• Passage for review:
# # # #
Creating the clock is as easy as defining a static Clock of the precision you need.

The drogue-embedded-timer library has a variety of different clocks set up for a variety of different precisions. Let's use a clock with 100ms precision:

use drogue_embedded_timer::MillisecondsClock100;

static CLOCK: MillisecondsClock100 = MillisecondsClock100::new();

Make the Clock tick.

Okay, we have a clock, but it's just sitting there, frozen in time. Thankfully, the clock can provide an external remote-control that will tick it forward (100ms in this case) every time you push the button. The easiest way to push the button on a regular basis is using your HAL's timers and their associated interrupts.

So on my board, the first thing I do is use TIM15 and set it up to timeout every 100ms, so that it has a known rhythm that matches my CLOCK defined above:

let mut tim15 = Timer::tim15(device.TIM15, 100, clocks, &mut rcc.apb2);

I enable the interrupt so that it fires ever time the timeout occurs, giving me a chance to push the button and advance my CLOCK ahead one 100ms tick:

tim15.listen(Event::TimeOut);

Since each HAL does things possibly differently, but we know an interrupt must be cleared once it's handled, you're able to provide a callback that will be executed for each tick, to give you a chance to do just that. The callback is actually in the form of an opaque object (usually your TIM* timer object), and a closure that can use that object.
# # # #
Stored data entries:
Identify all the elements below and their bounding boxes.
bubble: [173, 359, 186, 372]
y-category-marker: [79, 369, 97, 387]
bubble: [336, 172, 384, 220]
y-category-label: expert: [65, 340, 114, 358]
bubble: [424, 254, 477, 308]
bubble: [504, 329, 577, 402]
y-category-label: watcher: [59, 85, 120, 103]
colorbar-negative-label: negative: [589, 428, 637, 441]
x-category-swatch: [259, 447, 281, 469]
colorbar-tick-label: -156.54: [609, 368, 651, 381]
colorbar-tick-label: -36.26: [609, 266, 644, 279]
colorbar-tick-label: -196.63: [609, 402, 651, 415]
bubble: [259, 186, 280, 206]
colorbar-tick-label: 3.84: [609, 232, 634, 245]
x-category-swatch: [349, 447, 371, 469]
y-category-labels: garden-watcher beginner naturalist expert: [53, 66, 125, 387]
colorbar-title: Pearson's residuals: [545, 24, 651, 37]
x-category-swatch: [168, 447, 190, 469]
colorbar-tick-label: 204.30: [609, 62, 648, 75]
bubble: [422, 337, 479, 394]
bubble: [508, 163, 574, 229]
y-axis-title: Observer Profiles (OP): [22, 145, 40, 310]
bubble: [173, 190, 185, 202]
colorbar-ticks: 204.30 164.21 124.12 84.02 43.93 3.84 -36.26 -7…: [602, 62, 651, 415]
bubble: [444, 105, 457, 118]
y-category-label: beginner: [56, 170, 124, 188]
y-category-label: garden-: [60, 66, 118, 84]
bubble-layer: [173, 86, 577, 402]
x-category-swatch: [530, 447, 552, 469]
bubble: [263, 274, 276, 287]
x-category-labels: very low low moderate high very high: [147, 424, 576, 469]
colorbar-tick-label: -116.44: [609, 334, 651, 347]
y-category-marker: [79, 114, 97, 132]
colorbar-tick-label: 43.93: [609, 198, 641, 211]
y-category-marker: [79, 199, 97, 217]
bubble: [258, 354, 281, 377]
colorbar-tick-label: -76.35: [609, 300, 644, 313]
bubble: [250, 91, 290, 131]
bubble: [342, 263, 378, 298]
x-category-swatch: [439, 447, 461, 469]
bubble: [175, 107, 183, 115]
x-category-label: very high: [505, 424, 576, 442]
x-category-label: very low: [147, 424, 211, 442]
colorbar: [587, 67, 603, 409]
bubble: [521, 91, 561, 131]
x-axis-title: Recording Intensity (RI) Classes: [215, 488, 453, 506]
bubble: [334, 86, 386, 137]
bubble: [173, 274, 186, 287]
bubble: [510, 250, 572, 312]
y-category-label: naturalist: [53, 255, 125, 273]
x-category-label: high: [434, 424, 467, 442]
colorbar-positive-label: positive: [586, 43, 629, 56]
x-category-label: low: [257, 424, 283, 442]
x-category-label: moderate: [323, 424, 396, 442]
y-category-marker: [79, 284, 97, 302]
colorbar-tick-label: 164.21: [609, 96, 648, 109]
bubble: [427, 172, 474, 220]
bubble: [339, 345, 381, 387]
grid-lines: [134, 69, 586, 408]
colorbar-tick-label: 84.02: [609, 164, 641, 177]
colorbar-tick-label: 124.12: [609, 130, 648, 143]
# # # #
• Activity:
Continue the tutorial on driving a drogue-embedded-timer clock from a HAL timer interrupt, starting right after its last sentence.

• Output of the exercise:
On my current board, I'm using the TIM15 timer, and I have to call timer.clear_interrupt(Event::TimeOut) each time the ISR is invoked.

Therefore, we need to pass that information to the CLOCK when we ask to get the ticker for it:

let ticker = CLOCK.ticker(tim15, 
                          (|t| { t.clear_interrupt(Event::TimeOut); }) as fn(&mut Timer<TIM15>));

All that's left now is to actually wire up the interrupt handler to the TIM15 interrupt. Using RTIC, I bind a task to it. I've also put the ticker into the shared resources so my ISR can access it.

init::LateResources {
    ticker,
    ...
}
#[task(binds = TIM15, priority = 15, resources = [ticker])]
fn ticker(mut ctx: ticker::Context) {
    ctx.resources.ticker.tick();
}

I make sure the priority of this ISR is pretty high, because I don't want my clock to slow down if the system is also under load doing other thing.

At this point, time is flowing forward.

Timers & Delays

Now the CLOCK static is a bonafide embedded-time Clock implementation, and can do all the things Peter's APIs allow you to do.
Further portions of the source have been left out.